# DESCRIPTION OF THE TASK:
Take the entries below and return them unchanged.

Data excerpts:

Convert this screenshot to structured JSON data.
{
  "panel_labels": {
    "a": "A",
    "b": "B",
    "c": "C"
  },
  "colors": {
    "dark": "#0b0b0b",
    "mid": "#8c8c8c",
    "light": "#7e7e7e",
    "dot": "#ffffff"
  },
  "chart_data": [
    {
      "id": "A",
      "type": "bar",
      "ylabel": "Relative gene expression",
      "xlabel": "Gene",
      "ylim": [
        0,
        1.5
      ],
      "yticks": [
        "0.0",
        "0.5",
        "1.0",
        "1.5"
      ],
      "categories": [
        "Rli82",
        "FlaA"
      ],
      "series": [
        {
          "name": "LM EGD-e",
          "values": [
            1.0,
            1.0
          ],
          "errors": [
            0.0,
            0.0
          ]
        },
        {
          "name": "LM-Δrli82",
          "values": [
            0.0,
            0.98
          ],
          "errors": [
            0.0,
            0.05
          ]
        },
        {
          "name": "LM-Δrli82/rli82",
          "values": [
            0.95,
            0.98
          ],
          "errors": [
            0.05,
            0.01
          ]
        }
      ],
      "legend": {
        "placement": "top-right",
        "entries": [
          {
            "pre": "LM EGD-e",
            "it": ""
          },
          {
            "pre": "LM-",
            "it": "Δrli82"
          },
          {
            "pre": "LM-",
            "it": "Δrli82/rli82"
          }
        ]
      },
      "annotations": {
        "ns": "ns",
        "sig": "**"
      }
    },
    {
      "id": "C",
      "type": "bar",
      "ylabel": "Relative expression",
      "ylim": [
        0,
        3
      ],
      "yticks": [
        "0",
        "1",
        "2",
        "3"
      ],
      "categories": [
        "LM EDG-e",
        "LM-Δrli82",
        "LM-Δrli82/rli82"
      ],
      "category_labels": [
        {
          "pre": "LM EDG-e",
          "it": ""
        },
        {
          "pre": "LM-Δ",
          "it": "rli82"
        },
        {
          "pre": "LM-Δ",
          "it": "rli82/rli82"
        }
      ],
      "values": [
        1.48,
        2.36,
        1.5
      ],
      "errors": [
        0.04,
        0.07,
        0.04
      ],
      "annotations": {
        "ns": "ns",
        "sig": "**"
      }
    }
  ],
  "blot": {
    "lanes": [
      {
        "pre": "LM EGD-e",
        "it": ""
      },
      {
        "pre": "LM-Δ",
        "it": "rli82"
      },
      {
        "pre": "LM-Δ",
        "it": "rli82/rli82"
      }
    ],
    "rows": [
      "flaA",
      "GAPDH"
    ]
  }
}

# SOLUTION FOR THIS PROBLEM:
Convert this screenshot to structured JSON data.
{
  "panel_labels": {
    "a": "A",
    "b": "B",
    "c": "C"
  },
  "colors": {
    "dark": "#0b0b0b",
    "mid": "#8c8c8c",
    "light": "#7e7e7e",
    "dot": "#ffffff"
  },
  "chart_data": [
    {
      "id": "A",
      "type": "bar",
      "ylabel": "Relative gene expression",
      "xlabel": "Gene",
      "ylim": [
        0,
        1.5
      ],
      "yticks": [
        "0.0",
        "0.5",
        "1.0",
        "1.5"
      ],
      "categories": [
        "Rli82",
        "FlaA"
      ],
      "series": [
        {
          "name": "LM EGD-e",
          "values": [
            1.0,
            1.0
          ],
          "errors": [
            0.0,
            0.0
          ]
        },
        {
          "name": "LM-Δrli82",
          "values": [
            0.0,
            0.98
          ],
          "errors": [
            0.0,
            0.05
          ]
        },
        {
          "name": "LM-Δrli82/rli82",
          "values": [
            0.95,
            0.98
          ],
          "errors": [
            0.05,
            0.01
          ]
        }
      ],
      "legend": {
        "placement": "top-right",
        "entries": [
          {
            "pre": "LM EGD-e",
            "it": ""
          },
          {
            "pre": "LM-",
            "it": "Δrli82"
          },
          {
            "pre": "LM-",
            "it": "Δrli82/rli82"
          }
        ]
      },
      "annotations": {
        "ns": "ns",
        "sig": "**"
      }
    },
    {
      "id": "C",
      "type": "bar",
      "ylabel": "Relative expression",
      "ylim": [
        0,
        3
      ],
      "yticks": [
        "0",
        "1",
        "2",
        "3"
      ],
      "categories": [
        "LM EDG-e",
        "LM-Δrli82",
        "LM-Δrli82/rli82"
      ],
      "category_labels": [
        {
          "pre": "LM EDG-e",
          "it": ""
        },
        {
          "pre": "LM-Δ",
          "it": "rli82"
        },
        {
          "pre": "LM-Δ",
          "it": "rli82/rli82"
        }
      ],
      "values": [
        1.48,
        2.36,
        1.5
      ],
      "errors": [
        0.04,
        0.07,
        0.04
      ],
      "annotations": {
        "ns": "ns",
        "sig": "**"
      }
    }
  ],
  "blot": {
    "lanes": [
      {
        "pre": "LM EGD-e",
        "it": ""
      },
      {
        "pre": "LM-Δ",
        "it": "rli82"
      },
      {
        "pre": "LM-Δ",
        "it": "rli82/rli82"
      }
    ],
    "rows": [
      "flaA",
      "GAPDH"
    ]
  }
}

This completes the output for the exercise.